Required work:
Print every line of the rows below word for word, but leave the pictures out.

━━━━━━━━━━━━━━━━

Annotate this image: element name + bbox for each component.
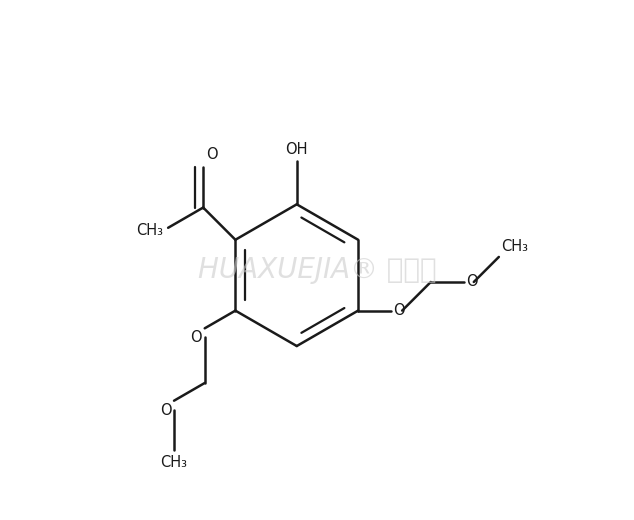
Text: CH₃: CH₃ — [501, 239, 528, 254]
Text: CH₃: CH₃ — [160, 456, 188, 471]
Text: O: O — [466, 275, 478, 290]
Text: HUAXUEJIA® 化学加: HUAXUEJIA® 化学加 — [198, 256, 436, 284]
Text: CH₃: CH₃ — [136, 223, 163, 238]
Text: O: O — [160, 402, 172, 418]
Text: O: O — [205, 147, 217, 162]
Text: O: O — [191, 330, 202, 345]
Text: OH: OH — [285, 142, 308, 157]
Text: O: O — [394, 303, 405, 318]
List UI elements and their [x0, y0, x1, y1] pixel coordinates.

━━━━━━━━━━━━━━━━

Expected output:
Annotate this image: element name + bbox for each component.
Text: CH₃: CH₃ — [501, 239, 528, 254]
Text: CH₃: CH₃ — [160, 456, 188, 471]
Text: O: O — [466, 275, 478, 290]
Text: HUAXUEJIA® 化学加: HUAXUEJIA® 化学加 — [198, 256, 436, 284]
Text: CH₃: CH₃ — [136, 223, 163, 238]
Text: O: O — [160, 402, 172, 418]
Text: O: O — [205, 147, 217, 162]
Text: O: O — [191, 330, 202, 345]
Text: OH: OH — [285, 142, 308, 157]
Text: O: O — [394, 303, 405, 318]
List UI elements and their [x0, y0, x1, y1] pixel coordinates.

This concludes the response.